##### DATA EXTRACT
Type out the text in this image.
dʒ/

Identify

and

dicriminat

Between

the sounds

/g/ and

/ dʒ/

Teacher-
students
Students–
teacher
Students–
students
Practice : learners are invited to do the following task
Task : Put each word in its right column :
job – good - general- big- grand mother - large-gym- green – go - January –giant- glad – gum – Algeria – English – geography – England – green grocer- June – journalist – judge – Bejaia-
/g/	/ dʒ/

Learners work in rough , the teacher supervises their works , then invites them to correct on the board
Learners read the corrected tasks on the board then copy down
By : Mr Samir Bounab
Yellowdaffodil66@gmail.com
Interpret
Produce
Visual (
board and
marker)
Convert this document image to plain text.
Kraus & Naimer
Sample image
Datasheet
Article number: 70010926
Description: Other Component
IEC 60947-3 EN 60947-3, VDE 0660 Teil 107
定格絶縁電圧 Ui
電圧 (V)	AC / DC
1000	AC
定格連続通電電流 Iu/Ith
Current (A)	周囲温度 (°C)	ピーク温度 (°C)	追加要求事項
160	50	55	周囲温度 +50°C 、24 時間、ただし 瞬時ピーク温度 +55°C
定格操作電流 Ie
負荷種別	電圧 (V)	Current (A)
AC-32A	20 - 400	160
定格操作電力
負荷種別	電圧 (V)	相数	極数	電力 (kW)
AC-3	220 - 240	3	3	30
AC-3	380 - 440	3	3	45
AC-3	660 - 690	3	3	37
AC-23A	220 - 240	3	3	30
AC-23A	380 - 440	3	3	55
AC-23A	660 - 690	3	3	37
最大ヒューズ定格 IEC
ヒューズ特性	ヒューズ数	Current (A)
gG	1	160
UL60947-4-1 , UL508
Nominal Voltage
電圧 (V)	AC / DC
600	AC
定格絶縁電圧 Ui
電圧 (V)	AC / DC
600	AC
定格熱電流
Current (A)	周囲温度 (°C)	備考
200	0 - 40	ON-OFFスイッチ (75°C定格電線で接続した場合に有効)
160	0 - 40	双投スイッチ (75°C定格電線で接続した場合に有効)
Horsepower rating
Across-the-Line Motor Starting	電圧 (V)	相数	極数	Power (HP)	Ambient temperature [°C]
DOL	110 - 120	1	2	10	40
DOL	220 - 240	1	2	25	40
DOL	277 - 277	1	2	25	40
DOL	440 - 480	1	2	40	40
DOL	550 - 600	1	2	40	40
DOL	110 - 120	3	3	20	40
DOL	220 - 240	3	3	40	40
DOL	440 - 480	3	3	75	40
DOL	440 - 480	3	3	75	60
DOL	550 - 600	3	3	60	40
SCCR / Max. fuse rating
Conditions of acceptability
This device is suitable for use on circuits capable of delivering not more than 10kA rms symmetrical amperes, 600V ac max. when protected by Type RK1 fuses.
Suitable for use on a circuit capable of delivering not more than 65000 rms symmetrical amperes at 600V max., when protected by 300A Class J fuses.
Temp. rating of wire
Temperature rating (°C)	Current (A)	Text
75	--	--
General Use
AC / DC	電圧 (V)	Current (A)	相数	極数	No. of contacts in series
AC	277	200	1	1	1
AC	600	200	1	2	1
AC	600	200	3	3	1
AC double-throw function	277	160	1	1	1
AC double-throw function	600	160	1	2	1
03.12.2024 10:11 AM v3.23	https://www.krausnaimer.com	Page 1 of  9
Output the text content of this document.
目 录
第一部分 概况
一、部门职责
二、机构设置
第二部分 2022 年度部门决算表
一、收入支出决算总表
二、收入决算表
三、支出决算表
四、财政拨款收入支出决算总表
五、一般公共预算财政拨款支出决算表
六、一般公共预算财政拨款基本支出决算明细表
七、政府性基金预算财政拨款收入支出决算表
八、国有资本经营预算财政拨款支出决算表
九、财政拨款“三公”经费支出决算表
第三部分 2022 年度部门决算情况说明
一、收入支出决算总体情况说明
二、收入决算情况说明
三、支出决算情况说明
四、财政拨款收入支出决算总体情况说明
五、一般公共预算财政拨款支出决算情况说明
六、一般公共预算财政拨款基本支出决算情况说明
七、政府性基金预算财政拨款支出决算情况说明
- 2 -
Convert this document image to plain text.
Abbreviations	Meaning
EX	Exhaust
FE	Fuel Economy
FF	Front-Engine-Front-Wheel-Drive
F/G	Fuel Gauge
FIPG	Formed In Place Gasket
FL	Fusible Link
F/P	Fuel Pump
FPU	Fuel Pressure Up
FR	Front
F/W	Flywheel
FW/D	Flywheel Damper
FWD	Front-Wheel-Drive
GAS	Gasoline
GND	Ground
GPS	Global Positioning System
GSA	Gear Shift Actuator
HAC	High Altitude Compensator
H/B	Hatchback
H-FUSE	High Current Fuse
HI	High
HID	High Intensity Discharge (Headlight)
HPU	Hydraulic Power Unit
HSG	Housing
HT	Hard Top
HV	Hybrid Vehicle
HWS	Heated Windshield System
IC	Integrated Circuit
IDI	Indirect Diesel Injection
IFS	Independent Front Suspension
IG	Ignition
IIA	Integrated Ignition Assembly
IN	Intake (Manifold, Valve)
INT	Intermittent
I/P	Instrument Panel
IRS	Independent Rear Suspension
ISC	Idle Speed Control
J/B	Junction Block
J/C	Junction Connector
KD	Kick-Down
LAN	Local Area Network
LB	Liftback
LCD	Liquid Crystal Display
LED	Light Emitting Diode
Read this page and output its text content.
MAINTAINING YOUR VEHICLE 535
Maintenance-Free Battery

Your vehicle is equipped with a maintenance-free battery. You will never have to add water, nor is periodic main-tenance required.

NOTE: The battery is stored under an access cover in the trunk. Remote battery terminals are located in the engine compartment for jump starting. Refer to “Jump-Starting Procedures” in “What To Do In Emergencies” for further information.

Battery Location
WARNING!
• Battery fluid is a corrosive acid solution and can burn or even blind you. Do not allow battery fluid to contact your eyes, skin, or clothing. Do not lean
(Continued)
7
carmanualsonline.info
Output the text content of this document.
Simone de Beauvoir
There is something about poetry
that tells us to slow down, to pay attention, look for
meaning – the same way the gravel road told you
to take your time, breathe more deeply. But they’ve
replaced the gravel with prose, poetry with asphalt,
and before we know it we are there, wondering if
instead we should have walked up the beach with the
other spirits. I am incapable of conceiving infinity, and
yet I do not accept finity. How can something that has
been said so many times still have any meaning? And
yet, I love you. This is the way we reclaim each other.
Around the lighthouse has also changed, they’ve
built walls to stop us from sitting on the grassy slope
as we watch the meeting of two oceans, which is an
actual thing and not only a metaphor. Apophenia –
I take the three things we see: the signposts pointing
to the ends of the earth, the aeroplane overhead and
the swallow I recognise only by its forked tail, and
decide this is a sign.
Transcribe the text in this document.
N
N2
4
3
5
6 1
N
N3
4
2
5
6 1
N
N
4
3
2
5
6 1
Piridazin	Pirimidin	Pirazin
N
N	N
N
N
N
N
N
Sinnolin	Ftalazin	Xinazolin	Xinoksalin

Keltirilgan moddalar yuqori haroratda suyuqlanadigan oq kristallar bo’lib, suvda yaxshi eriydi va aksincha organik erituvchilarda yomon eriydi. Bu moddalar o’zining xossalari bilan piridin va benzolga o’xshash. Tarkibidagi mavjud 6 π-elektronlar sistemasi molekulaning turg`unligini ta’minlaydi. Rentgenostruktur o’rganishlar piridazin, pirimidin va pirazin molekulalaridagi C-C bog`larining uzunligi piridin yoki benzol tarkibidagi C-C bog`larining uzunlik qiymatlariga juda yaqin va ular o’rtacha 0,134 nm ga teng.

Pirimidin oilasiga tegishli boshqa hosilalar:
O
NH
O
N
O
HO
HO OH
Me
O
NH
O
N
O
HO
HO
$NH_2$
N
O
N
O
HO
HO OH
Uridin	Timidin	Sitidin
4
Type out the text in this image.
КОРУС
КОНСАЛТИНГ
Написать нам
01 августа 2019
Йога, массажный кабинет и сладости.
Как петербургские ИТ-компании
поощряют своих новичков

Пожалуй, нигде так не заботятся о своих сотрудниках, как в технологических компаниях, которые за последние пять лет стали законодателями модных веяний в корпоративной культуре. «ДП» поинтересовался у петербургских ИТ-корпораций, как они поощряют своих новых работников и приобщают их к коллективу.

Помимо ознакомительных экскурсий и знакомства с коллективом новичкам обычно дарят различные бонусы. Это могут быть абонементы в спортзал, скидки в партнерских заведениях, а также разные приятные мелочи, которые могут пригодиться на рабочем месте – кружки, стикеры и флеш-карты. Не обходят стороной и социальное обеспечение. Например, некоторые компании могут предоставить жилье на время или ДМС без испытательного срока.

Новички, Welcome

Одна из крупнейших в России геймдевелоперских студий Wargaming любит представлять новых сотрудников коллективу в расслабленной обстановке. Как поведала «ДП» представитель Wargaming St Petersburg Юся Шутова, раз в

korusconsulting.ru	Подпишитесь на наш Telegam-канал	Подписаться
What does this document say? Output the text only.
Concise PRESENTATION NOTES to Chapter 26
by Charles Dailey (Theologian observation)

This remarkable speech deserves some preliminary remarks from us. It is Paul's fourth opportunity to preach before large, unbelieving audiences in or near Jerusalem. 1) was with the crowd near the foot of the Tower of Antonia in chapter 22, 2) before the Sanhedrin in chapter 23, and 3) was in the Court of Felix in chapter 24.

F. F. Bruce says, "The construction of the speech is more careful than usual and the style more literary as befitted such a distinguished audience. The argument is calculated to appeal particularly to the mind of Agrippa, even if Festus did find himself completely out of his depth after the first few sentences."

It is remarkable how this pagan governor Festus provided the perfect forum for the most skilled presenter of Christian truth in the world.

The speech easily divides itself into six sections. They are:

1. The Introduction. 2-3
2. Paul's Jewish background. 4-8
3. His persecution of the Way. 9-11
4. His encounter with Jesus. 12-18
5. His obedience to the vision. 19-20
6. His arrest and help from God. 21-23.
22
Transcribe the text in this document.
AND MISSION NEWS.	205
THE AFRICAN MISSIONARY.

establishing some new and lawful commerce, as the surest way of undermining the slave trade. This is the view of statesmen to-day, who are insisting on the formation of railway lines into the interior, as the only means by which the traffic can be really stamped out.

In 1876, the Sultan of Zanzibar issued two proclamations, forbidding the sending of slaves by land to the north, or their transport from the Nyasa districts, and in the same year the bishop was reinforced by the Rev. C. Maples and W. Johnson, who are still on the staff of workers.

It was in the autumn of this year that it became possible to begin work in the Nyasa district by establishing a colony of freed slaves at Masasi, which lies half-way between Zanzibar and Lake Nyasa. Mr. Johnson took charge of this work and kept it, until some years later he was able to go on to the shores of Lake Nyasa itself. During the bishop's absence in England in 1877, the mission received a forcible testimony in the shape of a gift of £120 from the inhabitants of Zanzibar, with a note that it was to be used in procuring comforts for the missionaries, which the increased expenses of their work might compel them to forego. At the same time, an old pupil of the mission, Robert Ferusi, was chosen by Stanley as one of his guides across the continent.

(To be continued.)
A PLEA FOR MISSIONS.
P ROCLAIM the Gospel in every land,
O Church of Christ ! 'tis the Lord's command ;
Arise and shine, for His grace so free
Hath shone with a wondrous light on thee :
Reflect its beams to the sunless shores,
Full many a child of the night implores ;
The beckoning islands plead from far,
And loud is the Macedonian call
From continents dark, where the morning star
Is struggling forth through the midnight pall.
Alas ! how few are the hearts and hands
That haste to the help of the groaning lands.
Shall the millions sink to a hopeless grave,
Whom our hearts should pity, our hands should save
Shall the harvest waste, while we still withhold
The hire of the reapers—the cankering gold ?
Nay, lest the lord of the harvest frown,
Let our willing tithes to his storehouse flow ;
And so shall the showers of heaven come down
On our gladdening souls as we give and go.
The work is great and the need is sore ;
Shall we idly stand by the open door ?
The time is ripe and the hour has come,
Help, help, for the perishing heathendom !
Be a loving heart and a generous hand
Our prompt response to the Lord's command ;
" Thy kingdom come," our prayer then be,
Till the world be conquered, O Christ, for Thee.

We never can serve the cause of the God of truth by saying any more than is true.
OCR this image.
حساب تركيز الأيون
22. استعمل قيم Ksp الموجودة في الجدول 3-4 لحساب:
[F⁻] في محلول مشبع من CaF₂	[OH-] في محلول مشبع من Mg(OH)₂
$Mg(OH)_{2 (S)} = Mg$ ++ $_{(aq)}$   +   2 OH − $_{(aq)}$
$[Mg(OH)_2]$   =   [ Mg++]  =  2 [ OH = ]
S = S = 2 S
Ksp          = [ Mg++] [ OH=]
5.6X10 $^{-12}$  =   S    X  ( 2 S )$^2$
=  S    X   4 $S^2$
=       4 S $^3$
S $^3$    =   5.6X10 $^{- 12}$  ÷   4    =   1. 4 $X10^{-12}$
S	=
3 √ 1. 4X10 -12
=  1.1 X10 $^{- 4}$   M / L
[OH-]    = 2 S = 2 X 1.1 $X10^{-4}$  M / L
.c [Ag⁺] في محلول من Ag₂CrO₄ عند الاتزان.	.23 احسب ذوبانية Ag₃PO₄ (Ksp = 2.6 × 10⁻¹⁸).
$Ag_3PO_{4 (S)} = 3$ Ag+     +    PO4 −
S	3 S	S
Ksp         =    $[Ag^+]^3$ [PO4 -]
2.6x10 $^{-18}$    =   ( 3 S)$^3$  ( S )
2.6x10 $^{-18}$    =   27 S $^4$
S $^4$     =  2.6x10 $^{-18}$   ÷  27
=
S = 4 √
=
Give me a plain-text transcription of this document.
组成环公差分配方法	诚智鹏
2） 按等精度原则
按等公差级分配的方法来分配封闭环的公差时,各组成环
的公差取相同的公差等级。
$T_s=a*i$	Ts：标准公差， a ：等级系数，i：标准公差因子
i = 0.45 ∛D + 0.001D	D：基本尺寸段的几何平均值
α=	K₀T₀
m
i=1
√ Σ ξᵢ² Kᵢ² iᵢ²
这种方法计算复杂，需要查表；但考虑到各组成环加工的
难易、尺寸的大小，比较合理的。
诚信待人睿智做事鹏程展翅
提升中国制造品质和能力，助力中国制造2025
##########
CHALLENGE → Please list every line of the records that contains "Starting".

EXPECTED ANSWER →
Across-the-Line Motor Starting	電圧 (V)	相数	極数	Power (HP)	Ambient temperature [°C]
NOTE: The battery is stored under an access cover in the trunk. Remote battery terminals are located in the engine compartment for jump starting. Refer to “Jump-Starting Procedures” in “What To Do In Emergencies” for further information.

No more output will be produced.